- **PROBLEM DESCRIPTION**: Write out all the rows again, switching every "y-tick-label" to "y-axis-tick" and keeping everything else the same. Leave the pictures out.

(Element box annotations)
┌──
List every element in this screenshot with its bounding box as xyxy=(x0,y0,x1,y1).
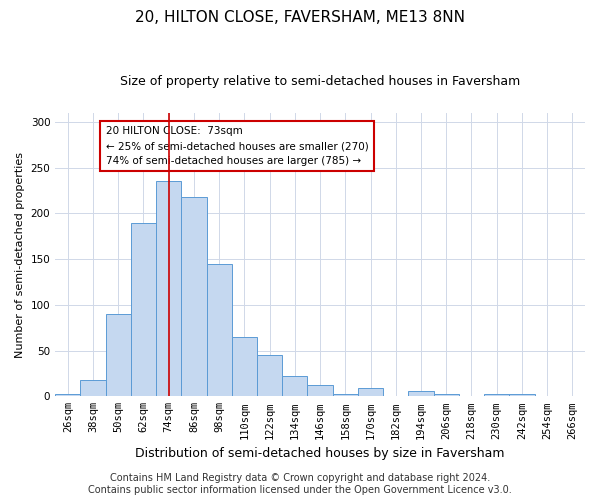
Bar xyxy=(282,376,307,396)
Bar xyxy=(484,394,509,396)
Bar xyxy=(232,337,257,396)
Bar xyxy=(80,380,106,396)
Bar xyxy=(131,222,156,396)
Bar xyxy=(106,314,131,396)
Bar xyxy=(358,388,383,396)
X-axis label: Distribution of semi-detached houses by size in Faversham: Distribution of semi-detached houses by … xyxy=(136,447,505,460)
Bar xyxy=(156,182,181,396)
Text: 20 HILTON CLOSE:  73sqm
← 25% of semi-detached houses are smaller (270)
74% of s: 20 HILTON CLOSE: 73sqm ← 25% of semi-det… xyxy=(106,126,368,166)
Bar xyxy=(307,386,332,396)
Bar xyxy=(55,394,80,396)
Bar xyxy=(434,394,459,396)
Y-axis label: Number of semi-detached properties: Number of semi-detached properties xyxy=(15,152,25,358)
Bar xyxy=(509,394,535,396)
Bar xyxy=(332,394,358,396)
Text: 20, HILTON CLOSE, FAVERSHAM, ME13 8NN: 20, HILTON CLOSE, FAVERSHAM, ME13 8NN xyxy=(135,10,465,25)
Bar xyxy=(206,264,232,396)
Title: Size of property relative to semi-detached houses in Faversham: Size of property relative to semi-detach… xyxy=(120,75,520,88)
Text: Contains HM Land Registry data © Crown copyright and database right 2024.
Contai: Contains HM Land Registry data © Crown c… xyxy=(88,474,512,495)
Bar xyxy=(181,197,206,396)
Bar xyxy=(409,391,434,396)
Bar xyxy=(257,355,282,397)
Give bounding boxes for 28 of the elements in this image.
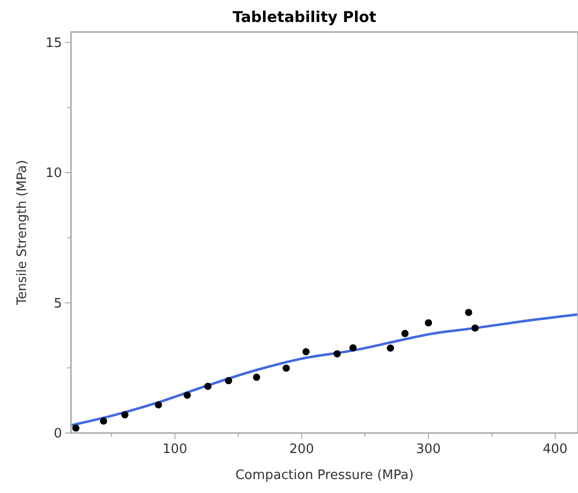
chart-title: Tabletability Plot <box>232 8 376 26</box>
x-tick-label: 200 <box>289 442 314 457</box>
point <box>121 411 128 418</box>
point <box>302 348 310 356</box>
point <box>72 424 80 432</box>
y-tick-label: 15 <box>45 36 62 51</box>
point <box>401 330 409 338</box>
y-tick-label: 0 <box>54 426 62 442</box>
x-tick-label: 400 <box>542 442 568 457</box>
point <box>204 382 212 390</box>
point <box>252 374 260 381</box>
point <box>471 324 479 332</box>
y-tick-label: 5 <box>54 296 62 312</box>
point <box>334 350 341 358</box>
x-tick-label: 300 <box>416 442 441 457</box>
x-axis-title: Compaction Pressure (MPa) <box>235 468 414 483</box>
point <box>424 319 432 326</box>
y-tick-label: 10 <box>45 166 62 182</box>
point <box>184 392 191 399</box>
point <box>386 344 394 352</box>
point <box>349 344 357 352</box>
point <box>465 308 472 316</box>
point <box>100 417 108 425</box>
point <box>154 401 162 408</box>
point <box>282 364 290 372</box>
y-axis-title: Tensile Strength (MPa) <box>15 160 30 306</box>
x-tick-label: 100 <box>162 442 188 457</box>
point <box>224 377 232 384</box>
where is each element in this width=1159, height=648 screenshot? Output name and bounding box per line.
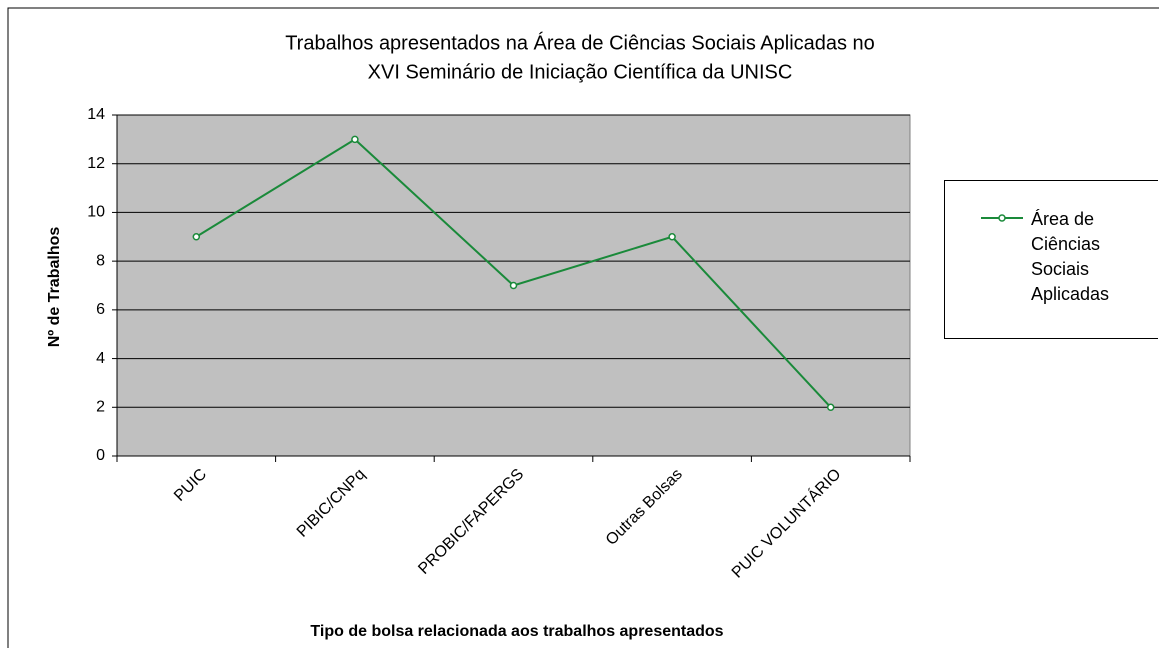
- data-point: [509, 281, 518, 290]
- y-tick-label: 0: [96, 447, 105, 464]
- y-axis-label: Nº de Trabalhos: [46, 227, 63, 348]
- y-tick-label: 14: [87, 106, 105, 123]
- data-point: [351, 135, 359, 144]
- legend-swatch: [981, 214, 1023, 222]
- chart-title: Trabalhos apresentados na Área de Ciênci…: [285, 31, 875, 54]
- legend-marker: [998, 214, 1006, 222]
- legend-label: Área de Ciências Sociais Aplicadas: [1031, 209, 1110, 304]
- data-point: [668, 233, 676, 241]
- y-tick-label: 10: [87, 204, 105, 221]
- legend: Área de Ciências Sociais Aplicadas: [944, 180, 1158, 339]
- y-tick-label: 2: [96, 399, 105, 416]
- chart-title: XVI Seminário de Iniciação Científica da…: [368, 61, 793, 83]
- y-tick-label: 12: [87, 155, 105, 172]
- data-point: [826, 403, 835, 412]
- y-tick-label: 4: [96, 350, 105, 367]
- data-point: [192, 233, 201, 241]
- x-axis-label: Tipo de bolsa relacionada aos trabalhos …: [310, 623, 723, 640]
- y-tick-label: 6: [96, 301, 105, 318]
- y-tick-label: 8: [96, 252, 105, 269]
└──
- **ANSWER IN FULL**:
List every element in this screenshot with its bounding box as xyxy=(x0,y0,x1,y1).
Bar xyxy=(282,376,307,396)
Bar xyxy=(484,394,509,396)
Bar xyxy=(232,337,257,396)
Bar xyxy=(80,380,106,396)
Bar xyxy=(131,222,156,396)
Bar xyxy=(106,314,131,396)
Bar xyxy=(358,388,383,396)
X-axis label: Distribution of semi-detached houses by size in Faversham: Distribution of semi-detached houses by … xyxy=(136,447,505,460)
Bar xyxy=(156,182,181,396)
Text: 20 HILTON CLOSE:  73sqm
← 25% of semi-detached houses are smaller (270)
74% of s: 20 HILTON CLOSE: 73sqm ← 25% of semi-det… xyxy=(106,126,368,166)
Bar xyxy=(307,386,332,396)
Bar xyxy=(55,394,80,396)
Bar xyxy=(434,394,459,396)
Y-axis label: Number of semi-detached properties: Number of semi-detached properties xyxy=(15,152,25,358)
Bar xyxy=(509,394,535,396)
Bar xyxy=(332,394,358,396)
Text: 20, HILTON CLOSE, FAVERSHAM, ME13 8NN: 20, HILTON CLOSE, FAVERSHAM, ME13 8NN xyxy=(135,10,465,25)
Bar xyxy=(206,264,232,396)
Title: Size of property relative to semi-detached houses in Faversham: Size of property relative to semi-detach… xyxy=(120,75,520,88)
Text: Contains HM Land Registry data © Crown copyright and database right 2024.
Contai: Contains HM Land Registry data © Crown c… xyxy=(88,474,512,495)
Bar xyxy=(181,197,206,396)
Bar xyxy=(409,391,434,396)
Bar xyxy=(257,355,282,397)
Give bounding boxes for 28 of the elements in this image.
chart-title: Tabletability Plot <box>232 8 376 26</box>
x-tick-label: 200 <box>289 442 314 457</box>
point <box>121 411 128 418</box>
point <box>302 348 310 356</box>
point <box>72 424 80 432</box>
y-axis-tick: 15 <box>45 36 62 51</box>
point <box>401 330 409 338</box>
y-axis-tick: 0 <box>54 426 62 442</box>
x-tick-label: 400 <box>542 442 568 457</box>
point <box>204 382 212 390</box>
point <box>252 374 260 381</box>
point <box>471 324 479 332</box>
y-axis-tick: 5 <box>54 296 62 312</box>
point <box>334 350 341 358</box>
x-tick-label: 300 <box>416 442 441 457</box>
x-axis-title: Compaction Pressure (MPa) <box>235 468 414 483</box>
point <box>424 319 432 326</box>
y-axis-tick: 10 <box>45 166 62 182</box>
point <box>184 392 191 399</box>
point <box>386 344 394 352</box>
point <box>349 344 357 352</box>
point <box>465 308 472 316</box>
point <box>100 417 108 425</box>
point <box>154 401 162 408</box>
point <box>282 364 290 372</box>
y-axis-title: Tensile Strength (MPa) <box>15 160 30 306</box>
x-tick-label: 100 <box>162 442 188 457</box>
point <box>224 377 232 384</box>
where is each element in this width=1159, height=648 screenshot? Output name and bounding box per line.
- data-point: [509, 281, 518, 290]
- y-axis-tick: 0: [96, 447, 105, 464]
- y-axis-label: Nº de Trabalhos: [46, 227, 63, 348]
- y-axis-tick: 14: [87, 106, 105, 123]
- data-point: [351, 135, 359, 144]
- legend-swatch: [981, 214, 1023, 222]
- chart-title: Trabalhos apresentados na Área de Ciênci…: [285, 31, 875, 54]
- legend-marker: [998, 214, 1006, 222]
- legend-label: Área de Ciências Sociais Aplicadas: [1031, 209, 1110, 304]
- data-point: [668, 233, 676, 241]
- y-axis-tick: 10: [87, 204, 105, 221]
- legend: Área de Ciências Sociais Aplicadas: [944, 180, 1158, 339]
- y-axis-tick: 2: [96, 399, 105, 416]
- chart-title: XVI Seminário de Iniciação Científica da…: [368, 61, 793, 83]
- y-axis-tick: 12: [87, 155, 105, 172]
- data-point: [826, 403, 835, 412]
- y-axis-tick: 4: [96, 350, 105, 367]
- data-point: [192, 233, 201, 241]
- x-axis-label: Tipo de bolsa relacionada aos trabalhos …: [310, 623, 723, 640]
- y-axis-tick: 6: [96, 301, 105, 318]
- y-axis-tick: 8: [96, 252, 105, 269]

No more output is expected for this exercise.